▶ **To be done**
Reproduce the rows from the first one through the row containing "structure-1: C H", inclusive, as a numbered list without any blank lines.

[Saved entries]
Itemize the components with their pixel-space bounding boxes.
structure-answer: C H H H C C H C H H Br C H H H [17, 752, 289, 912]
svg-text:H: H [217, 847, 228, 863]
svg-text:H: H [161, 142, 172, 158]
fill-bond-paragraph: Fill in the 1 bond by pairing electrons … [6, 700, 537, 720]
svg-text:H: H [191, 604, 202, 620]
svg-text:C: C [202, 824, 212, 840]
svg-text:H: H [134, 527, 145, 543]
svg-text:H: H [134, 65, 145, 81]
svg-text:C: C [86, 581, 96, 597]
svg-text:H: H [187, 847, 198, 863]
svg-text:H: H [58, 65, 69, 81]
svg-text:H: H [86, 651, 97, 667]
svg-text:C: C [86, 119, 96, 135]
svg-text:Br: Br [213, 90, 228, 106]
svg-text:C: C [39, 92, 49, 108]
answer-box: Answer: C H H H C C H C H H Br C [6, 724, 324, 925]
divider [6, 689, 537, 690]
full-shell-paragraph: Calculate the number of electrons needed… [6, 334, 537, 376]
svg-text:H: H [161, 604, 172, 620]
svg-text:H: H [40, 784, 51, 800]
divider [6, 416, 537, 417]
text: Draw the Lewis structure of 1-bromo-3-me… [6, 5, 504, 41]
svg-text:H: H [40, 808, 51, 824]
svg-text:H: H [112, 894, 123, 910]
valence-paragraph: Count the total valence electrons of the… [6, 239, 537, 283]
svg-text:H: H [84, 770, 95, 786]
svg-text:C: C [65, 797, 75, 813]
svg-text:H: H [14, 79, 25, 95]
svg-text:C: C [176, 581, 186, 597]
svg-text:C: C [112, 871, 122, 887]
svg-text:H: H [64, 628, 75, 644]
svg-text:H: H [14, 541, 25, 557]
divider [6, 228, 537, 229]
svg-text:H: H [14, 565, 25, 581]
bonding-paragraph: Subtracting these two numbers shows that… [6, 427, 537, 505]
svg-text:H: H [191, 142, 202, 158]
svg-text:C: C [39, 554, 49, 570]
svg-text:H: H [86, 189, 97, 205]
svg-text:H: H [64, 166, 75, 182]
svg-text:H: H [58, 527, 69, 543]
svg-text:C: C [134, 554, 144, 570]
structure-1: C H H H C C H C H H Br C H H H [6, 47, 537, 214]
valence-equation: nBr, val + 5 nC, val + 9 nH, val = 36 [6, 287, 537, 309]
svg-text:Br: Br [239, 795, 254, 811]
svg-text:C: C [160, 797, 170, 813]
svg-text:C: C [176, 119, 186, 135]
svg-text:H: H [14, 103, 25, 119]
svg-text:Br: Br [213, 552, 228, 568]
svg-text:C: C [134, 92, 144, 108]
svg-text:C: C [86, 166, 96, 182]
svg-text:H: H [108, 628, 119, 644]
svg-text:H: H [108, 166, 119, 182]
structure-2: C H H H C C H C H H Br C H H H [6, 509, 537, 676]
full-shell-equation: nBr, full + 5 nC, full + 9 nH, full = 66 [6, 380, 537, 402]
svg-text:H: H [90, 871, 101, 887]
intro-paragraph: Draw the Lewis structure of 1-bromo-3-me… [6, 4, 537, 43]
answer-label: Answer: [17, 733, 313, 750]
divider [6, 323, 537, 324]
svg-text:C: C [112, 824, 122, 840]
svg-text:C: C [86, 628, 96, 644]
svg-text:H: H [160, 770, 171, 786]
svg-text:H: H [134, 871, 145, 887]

▶ **Result below**
1. Itemize the components with their pixel-space bounding boxes.
2. structure-answer: C H H H C C H C H H Br C H H H [17, 752, 289, 912]
3. svg-text:H: H [217, 847, 228, 863]
4. svg-text:H: H [161, 142, 172, 158]
5. fill-bond-paragraph: Fill in the 1 bond by pairing electrons … [6, 700, 537, 720]
6. svg-text:H: H [191, 604, 202, 620]
7. svg-text:C: C [202, 824, 212, 840]
8. svg-text:H: H [134, 527, 145, 543]
9. svg-text:H: H [134, 65, 145, 81]
10. svg-text:C: C [86, 581, 96, 597]
11. svg-text:H: H [187, 847, 198, 863]
12. svg-text:H: H [58, 65, 69, 81]
13. svg-text:H: H [86, 651, 97, 667]
14. svg-text:C: C [86, 119, 96, 135]
15. svg-text:Br: Br [213, 90, 228, 106]
16. svg-text:C: C [39, 92, 49, 108]
17. answer-box: Answer: C H H H C C H C H H Br C [6, 724, 324, 925]
18. divider [6, 689, 537, 690]
19. full-shell-paragraph: Calculate the number of electrons needed… [6, 334, 537, 376]
20. svg-text:H: H [161, 604, 172, 620]
21. svg-text:H: H [40, 784, 51, 800]
22. divider [6, 416, 537, 417]
23. text: Draw the Lewis structure of 1-bromo-3-me… [6, 5, 504, 41]
24. svg-text:H: H [40, 808, 51, 824]
25. svg-text:H: H [112, 894, 123, 910]
26. valence-paragraph: Count the total valence electrons of the… [6, 239, 537, 283]
27. svg-text:H: H [84, 770, 95, 786]
28. svg-text:C: C [65, 797, 75, 813]
29. svg-text:H: H [14, 79, 25, 95]
30. svg-text:C: C [176, 581, 186, 597]
31. svg-text:C: C [112, 871, 122, 887]
32. svg-text:H: H [64, 628, 75, 644]
33. svg-text:H: H [14, 541, 25, 557]
34. divider [6, 228, 537, 229]
35. svg-text:H: H [14, 565, 25, 581]
36. bonding-paragraph: Subtracting these two numbers shows that… [6, 427, 537, 505]
37. svg-text:H: H [191, 142, 202, 158]
38. svg-text:C: C [39, 554, 49, 570]
39. svg-text:H: H [86, 189, 97, 205]
40. svg-text:H: H [64, 166, 75, 182]
41. svg-text:H: H [58, 527, 69, 543]
42. svg-text:C: C [134, 554, 144, 570]
43. structure-1: C H H H C C H C H H Br C H H H [6, 47, 537, 214]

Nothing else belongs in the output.